> What you have to do: Can you retype the material word for word, starting at its first line and stopping after the line that contains "point-isa-satisfaccion-laboral: [480, 447, 491, 458]"?

> Data provided:
======

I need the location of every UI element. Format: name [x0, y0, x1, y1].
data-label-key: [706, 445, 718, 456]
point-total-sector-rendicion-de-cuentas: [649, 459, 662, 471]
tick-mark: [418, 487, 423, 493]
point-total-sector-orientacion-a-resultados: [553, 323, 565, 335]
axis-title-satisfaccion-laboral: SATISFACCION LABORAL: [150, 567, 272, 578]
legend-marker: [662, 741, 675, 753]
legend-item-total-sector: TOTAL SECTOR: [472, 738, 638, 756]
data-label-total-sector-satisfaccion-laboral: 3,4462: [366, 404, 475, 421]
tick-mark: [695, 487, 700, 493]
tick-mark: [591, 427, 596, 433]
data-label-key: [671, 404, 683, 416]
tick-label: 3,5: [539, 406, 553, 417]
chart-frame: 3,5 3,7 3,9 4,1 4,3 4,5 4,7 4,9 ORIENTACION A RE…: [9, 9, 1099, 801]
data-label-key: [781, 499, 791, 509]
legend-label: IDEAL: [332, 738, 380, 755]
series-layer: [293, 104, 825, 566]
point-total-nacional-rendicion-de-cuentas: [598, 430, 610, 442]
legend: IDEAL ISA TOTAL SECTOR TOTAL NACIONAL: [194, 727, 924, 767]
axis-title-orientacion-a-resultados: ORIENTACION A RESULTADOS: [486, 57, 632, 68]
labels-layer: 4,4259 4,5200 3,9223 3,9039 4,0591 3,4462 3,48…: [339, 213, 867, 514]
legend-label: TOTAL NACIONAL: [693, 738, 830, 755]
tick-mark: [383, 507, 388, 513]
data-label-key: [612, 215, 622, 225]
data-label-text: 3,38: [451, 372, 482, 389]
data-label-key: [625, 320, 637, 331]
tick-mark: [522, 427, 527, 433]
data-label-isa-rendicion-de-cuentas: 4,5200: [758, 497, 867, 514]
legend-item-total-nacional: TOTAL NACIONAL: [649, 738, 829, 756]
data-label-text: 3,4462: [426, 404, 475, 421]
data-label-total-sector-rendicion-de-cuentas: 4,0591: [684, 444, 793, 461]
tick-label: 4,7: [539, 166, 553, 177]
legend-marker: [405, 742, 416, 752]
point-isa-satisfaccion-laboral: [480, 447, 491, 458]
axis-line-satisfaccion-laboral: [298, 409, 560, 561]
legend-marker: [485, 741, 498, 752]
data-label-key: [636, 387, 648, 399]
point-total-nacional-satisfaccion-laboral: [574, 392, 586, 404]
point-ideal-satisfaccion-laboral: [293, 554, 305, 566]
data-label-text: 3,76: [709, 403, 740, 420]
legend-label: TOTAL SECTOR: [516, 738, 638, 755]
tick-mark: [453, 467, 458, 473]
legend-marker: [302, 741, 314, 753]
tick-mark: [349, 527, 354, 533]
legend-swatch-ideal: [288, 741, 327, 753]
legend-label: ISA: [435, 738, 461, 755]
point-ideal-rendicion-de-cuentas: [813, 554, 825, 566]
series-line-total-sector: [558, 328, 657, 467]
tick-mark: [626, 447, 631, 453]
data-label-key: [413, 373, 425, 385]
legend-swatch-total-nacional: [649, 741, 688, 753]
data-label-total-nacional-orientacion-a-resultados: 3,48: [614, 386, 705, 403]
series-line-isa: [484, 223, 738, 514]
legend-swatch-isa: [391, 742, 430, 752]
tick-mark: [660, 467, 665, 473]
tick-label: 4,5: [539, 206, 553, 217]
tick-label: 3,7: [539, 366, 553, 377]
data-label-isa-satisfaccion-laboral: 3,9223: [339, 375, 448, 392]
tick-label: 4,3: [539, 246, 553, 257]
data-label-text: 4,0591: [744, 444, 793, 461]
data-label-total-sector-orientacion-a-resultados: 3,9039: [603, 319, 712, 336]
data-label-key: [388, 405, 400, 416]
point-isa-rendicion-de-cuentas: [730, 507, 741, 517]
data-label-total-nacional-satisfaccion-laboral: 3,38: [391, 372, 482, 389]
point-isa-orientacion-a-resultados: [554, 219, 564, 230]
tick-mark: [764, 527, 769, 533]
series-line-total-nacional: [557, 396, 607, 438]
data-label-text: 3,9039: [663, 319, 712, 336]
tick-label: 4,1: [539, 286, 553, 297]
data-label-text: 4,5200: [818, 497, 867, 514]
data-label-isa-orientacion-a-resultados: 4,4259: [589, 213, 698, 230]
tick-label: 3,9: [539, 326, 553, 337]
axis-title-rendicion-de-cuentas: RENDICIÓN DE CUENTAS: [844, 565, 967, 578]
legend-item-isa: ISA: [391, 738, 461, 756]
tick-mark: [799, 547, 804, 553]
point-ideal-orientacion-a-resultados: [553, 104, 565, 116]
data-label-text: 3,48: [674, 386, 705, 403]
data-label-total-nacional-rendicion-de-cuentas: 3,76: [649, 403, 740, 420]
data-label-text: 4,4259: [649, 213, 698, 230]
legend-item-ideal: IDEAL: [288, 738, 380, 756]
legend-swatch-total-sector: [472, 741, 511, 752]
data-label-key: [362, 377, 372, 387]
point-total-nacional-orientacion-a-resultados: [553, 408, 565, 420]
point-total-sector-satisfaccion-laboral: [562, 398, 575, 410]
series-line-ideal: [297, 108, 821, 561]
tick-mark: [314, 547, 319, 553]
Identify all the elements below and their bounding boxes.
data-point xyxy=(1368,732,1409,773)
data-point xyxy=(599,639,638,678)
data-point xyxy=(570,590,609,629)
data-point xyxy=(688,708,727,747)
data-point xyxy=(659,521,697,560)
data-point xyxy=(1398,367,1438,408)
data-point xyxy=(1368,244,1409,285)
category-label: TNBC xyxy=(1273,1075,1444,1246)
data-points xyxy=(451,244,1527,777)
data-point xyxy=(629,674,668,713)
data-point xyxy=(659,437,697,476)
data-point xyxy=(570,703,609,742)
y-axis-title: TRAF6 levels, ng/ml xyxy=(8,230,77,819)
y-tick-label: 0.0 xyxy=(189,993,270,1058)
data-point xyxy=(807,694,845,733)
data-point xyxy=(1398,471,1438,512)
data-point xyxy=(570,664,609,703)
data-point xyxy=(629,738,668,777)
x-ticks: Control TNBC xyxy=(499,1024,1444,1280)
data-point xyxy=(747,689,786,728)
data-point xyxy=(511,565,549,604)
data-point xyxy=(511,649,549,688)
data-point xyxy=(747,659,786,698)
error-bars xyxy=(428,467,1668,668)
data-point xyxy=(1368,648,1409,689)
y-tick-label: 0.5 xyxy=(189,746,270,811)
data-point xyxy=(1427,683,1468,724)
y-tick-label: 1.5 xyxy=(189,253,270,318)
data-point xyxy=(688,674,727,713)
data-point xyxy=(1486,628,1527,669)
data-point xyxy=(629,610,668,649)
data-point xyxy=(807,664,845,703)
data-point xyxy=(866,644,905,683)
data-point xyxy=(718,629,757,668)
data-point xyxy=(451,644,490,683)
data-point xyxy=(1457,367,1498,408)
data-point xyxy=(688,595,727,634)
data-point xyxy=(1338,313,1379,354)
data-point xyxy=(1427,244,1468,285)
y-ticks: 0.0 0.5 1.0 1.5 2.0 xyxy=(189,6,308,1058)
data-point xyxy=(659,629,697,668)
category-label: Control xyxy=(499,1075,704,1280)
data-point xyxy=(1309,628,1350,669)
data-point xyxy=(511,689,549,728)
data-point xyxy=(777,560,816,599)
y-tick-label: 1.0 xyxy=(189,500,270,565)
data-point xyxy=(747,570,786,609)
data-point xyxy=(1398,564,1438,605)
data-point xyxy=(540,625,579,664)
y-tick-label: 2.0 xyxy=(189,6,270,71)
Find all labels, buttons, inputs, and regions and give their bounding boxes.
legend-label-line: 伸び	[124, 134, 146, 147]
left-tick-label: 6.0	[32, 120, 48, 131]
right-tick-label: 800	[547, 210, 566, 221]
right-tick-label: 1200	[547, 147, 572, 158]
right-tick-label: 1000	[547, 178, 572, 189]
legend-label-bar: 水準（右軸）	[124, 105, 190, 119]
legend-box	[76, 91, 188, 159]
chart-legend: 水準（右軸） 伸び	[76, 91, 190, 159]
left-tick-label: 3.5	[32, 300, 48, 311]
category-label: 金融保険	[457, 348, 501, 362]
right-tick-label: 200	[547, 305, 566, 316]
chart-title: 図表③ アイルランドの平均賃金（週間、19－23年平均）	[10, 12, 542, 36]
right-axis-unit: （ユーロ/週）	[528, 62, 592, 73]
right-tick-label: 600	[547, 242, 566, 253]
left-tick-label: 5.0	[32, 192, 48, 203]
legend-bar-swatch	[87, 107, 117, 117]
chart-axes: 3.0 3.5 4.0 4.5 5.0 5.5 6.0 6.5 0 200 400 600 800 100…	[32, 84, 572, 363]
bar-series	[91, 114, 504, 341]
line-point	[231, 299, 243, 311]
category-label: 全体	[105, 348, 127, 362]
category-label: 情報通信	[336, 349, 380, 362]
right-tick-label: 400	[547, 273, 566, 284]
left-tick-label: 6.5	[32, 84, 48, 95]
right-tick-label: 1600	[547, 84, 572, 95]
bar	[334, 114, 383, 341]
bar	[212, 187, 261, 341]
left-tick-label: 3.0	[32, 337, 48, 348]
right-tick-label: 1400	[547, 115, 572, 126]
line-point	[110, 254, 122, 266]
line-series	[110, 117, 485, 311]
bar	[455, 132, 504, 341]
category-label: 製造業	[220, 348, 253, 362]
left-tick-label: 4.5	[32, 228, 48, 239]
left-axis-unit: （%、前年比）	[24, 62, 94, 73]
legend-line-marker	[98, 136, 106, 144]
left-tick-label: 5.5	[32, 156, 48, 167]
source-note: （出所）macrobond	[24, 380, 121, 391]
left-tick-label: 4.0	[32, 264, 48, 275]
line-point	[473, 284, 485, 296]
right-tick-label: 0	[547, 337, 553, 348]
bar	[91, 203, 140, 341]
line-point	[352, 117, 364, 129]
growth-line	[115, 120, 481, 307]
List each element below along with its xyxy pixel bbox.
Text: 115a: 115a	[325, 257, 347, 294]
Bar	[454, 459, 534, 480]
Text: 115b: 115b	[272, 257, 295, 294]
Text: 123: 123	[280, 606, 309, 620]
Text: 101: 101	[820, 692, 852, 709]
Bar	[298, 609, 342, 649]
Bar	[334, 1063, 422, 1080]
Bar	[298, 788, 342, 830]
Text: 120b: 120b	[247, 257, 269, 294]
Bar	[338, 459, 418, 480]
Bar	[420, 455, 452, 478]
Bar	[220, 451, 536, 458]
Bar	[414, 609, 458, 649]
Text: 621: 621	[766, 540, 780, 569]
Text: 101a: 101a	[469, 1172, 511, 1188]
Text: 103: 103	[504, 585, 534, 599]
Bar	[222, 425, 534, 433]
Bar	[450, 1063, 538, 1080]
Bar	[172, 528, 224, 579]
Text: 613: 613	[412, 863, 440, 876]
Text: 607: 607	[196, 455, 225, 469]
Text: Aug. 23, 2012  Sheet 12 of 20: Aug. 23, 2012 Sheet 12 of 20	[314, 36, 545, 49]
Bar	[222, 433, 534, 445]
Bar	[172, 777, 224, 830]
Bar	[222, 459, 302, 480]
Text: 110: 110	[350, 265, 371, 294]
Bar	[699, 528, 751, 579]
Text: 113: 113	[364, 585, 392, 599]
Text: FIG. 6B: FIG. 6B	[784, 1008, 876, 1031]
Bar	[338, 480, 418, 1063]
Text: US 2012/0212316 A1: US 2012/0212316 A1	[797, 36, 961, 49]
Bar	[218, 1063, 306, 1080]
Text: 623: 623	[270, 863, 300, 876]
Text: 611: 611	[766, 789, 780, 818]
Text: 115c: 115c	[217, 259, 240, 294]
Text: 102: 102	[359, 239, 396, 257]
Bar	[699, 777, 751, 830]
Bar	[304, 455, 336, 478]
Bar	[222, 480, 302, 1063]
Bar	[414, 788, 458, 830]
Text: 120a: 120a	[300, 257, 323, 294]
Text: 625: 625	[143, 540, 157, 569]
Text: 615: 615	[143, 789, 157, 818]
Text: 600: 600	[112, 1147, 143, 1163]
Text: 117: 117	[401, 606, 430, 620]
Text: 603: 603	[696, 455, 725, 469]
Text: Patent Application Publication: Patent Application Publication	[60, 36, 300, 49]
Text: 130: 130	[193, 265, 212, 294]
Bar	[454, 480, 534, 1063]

======

> Answer:
I need the location of every UI element. Format: name [x0, y0, x1, y1].
data-label-key: [706, 445, 718, 456]
point-total-sector-rendicion-de-cuentas: [649, 459, 662, 471]
tick-mark: [418, 487, 423, 493]
point-total-sector-orientacion-a-resultados: [553, 323, 565, 335]
axis-title-satisfaccion-laboral: SATISFACCION LABORAL: [150, 567, 272, 578]
legend-marker: [662, 741, 675, 753]
legend-item-total-sector: TOTAL SECTOR: [472, 738, 638, 756]
data-label-total-sector-satisfaccion-laboral: 3,4462: [366, 404, 475, 421]
tick-mark: [695, 487, 700, 493]
tick-mark: [591, 427, 596, 433]
data-label-key: [671, 404, 683, 416]
tick-label: 3,5: [539, 406, 553, 417]
chart-frame: 3,5 3,7 3,9 4,1 4,3 4,5 4,7 4,9 ORIENTACION A RE…: [9, 9, 1099, 801]
data-label-key: [781, 499, 791, 509]
legend-label: IDEAL: [332, 738, 380, 755]
series-layer: [293, 104, 825, 566]
point-total-nacional-rendicion-de-cuentas: [598, 430, 610, 442]
legend: IDEAL ISA TOTAL SECTOR TOTAL NACIONAL: [194, 727, 924, 767]
axis-title-orientacion-a-resultados: ORIENTACION A RESULTADOS: [486, 57, 632, 68]
labels-layer: 4,4259 4,5200 3,9223 3,9039 4,0591 3,4462 3,48…: [339, 213, 867, 514]
legend-label: TOTAL NACIONAL: [693, 738, 830, 755]
tick-mark: [383, 507, 388, 513]
data-label-key: [612, 215, 622, 225]
data-label-text: 3,38: [451, 372, 482, 389]
data-label-key: [625, 320, 637, 331]
tick-mark: [522, 427, 527, 433]
data-label-isa-rendicion-de-cuentas: 4,5200: [758, 497, 867, 514]
legend-item-total-nacional: TOTAL NACIONAL: [649, 738, 829, 756]
data-label-text: 3,4462: [426, 404, 475, 421]
data-label-total-sector-rendicion-de-cuentas: 4,0591: [684, 444, 793, 461]
tick-label: 4,7: [539, 166, 553, 177]
legend-marker: [405, 742, 416, 752]
point-isa-satisfaccion-laboral: [480, 447, 491, 458]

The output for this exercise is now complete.